**EXCERPT PROVIDED**
Common Mistakes When Running A/B Tests
There are a few. When running a test, there are multiple places where one can misstep to put the test, and the program, in jeopardy:
- Peeking at your test. If you have set up a beautiful fixed horizon A/B test, but then you peek for results and call it before the sample size is reached, you have now lost all the benefit of your planning and statistical rigor. Your “result” now means nothing. Bummer. (Of course, if you are using a sequential testing method, peeking can be done safely!)
- Not checking the tracking. There is a certain amount of risk with every test—risk to the site, the customer experience, and, most importantly, the business. If proper oversight is not taken before and during the test, it could cause harm. And worse, it could go unnoticed for quite some time. Tracking is also how you collect the data needed to understand your results, so if it isn’t there, the test can tell you nothing. The only bad outcome of a test is having nothing to learn from. This mistake leads to re-fielding tests, loss of time, and harm done to the business.
- Not getting buy-in from the business. If stakeholders don’t have trust in a test, its results, or the program, then they will not be inclined to take action from your learnings.

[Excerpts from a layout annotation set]
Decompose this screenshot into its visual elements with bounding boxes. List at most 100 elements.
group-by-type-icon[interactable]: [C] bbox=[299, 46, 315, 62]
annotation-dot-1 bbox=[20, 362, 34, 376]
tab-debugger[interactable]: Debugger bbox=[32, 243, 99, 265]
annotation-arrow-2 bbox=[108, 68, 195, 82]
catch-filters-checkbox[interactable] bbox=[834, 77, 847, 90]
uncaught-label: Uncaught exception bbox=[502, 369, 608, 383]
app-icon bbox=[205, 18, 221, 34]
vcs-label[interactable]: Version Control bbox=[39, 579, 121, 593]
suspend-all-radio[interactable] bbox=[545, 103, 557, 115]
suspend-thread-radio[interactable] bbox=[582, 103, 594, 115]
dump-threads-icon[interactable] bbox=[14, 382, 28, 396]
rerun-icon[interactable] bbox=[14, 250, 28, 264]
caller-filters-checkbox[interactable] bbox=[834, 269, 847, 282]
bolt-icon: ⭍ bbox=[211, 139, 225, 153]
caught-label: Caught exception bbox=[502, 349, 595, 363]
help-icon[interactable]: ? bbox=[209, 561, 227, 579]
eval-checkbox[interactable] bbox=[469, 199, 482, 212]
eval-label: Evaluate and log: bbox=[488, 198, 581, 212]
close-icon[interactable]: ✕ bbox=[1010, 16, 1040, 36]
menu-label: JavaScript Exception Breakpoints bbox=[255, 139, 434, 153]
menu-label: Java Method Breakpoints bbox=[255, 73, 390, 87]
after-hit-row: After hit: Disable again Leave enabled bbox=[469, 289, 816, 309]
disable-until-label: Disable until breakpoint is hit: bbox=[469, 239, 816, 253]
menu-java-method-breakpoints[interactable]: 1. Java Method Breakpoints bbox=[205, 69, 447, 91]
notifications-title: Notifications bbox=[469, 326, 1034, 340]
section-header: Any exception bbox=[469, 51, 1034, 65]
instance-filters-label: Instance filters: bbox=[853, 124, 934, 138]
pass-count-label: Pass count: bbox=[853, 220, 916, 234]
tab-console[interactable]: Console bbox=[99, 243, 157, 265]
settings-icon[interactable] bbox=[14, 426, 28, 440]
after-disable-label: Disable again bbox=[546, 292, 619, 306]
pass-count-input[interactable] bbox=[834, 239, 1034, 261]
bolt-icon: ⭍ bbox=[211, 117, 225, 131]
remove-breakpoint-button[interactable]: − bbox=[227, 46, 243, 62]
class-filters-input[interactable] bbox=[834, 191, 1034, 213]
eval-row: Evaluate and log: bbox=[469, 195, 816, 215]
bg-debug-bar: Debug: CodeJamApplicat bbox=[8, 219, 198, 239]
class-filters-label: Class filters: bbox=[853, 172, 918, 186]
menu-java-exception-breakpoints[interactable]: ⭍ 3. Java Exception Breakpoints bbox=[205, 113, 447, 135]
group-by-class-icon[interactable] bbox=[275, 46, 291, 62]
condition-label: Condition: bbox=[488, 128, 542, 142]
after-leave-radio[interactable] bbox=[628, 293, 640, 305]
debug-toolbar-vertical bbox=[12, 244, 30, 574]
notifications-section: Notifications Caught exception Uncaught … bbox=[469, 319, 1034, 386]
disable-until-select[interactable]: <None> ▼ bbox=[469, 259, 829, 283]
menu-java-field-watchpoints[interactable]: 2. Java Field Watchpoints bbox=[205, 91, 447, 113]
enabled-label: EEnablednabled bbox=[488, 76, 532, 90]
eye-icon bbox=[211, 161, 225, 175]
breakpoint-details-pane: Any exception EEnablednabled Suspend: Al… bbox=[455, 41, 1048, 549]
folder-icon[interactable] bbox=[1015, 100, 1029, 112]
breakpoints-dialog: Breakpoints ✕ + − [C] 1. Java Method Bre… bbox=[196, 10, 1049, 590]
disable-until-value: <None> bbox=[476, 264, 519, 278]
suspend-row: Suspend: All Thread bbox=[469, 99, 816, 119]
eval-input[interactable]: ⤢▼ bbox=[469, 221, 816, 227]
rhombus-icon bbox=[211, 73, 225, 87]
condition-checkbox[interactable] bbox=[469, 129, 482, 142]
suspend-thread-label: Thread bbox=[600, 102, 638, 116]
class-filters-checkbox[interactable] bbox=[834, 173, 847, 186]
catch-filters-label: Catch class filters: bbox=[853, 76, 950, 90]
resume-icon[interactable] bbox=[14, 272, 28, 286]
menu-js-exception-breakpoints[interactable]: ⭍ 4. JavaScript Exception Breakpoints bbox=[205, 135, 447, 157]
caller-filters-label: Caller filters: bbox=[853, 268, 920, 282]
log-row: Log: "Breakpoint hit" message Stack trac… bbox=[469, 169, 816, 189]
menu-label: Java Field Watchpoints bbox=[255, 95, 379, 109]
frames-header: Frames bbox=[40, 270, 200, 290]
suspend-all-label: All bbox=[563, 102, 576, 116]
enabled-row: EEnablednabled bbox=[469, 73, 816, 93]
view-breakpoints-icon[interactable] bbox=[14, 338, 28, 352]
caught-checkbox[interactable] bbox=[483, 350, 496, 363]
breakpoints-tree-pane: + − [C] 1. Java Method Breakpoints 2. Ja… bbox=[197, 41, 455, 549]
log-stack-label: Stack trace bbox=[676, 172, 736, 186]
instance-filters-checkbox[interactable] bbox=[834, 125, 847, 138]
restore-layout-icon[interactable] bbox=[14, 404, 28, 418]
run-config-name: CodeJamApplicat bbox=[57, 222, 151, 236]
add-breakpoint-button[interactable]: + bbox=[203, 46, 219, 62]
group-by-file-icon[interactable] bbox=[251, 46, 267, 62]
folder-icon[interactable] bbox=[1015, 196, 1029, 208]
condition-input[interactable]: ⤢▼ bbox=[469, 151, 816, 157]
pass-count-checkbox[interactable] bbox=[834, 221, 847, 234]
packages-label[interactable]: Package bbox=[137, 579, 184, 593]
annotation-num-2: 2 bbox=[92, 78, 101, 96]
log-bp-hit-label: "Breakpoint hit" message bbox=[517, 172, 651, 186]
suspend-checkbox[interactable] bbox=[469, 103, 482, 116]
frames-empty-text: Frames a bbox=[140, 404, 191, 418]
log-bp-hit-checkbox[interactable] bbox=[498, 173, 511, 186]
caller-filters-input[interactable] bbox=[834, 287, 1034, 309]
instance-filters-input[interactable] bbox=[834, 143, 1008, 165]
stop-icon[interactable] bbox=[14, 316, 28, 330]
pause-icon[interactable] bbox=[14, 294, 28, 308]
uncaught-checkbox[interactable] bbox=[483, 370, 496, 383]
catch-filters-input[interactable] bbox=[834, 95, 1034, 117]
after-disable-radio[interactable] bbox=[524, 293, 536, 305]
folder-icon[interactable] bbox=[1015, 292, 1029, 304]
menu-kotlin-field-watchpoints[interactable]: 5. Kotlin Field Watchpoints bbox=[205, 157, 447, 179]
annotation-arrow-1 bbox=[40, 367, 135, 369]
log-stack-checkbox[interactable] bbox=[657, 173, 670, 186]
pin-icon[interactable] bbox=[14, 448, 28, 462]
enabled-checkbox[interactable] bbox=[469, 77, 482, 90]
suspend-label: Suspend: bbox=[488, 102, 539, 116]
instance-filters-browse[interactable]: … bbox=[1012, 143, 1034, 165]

**REQUIRED WORK**
1) Reproduce the stretch of the A/B testing passage from "- Not checking" through "from your learnings.".
2) Answer these questions using the A/B testing passage:
(a) Under what kind of testing method does the passage say peeking can be done safely?
(b) What does the passage call the only bad outcome of a test?
(c) What does the passage say stakeholders who lack trust in a test will not be inclined to do?
3) Write what comes next in the passage on common A/B testing mistakes, starting after its final sentence.

**EXPECTED ANSWERS**
1)
- Not checking the tracking. There is a certain amount of risk with every test—risk to the site, the customer experience, and, most importantly, the business. If proper oversight is not taken before and during the test, it could cause harm. And worse, it could go unnoticed for quite some time. Tracking is also how you collect the data needed to understand your results, so if it isn’t there, the test can tell you nothing. The only bad outcome of a test is having nothing to learn from. This mistake leads to re-fielding tests, loss of time, and harm done to the business.
- Not getting buy-in from the business. If stakeholders don’t have trust in a test, its results, or the program, then they will not be inclined to take action from your learnings.

2)
(a) A sequential testing method.
(b) Having nothing to learn from.
(c) Take action from your learnings.

3)
These mistakes are not only harmful to your work and business, but they are wildly inefficient for your entire program.
Monitoring: Huzzah for the Solution!
The good news is that we have one solution to help combat all three common mistakes… Monitor your test!
An important note about monitoring, it is only as effective as your planning stage is rigorous. The more detail and thought put into the test planning phase, the easier the rest of the test process becomes. It saves time by informing exactly what you need to watch for.
While the test is running, utilize your analytics tool to keep an eye on the health of your test. If one of our goals in testing is to mitigate the business risk of just rolling out a change, then we should make sure we are actively on the lookout for unforeseen issues.
What are we monitoring for exactly, you ask? There are four main areas to watch; sample size and SRM (sample ratio mismatch), guardrail metrics, operational metrics, and any other stakeholder/business concerns. Notice this list does not contain “determine if your test reached statistical significance and is a winner,” because monitoring is NOT where you analyze your outcome.
Monitor sample size and SRM
Do this to focus on the statistical health of the test. In our planning phase, we determined the amount of traffic that would qualify for our experiment, therefore allowing us to estimate how many days/weeks it would take us to reach sample size and end our test. But, there is no guarantee that the flow of visits will occur before or after our estimated time frame. This is why it is so important to track your sample size!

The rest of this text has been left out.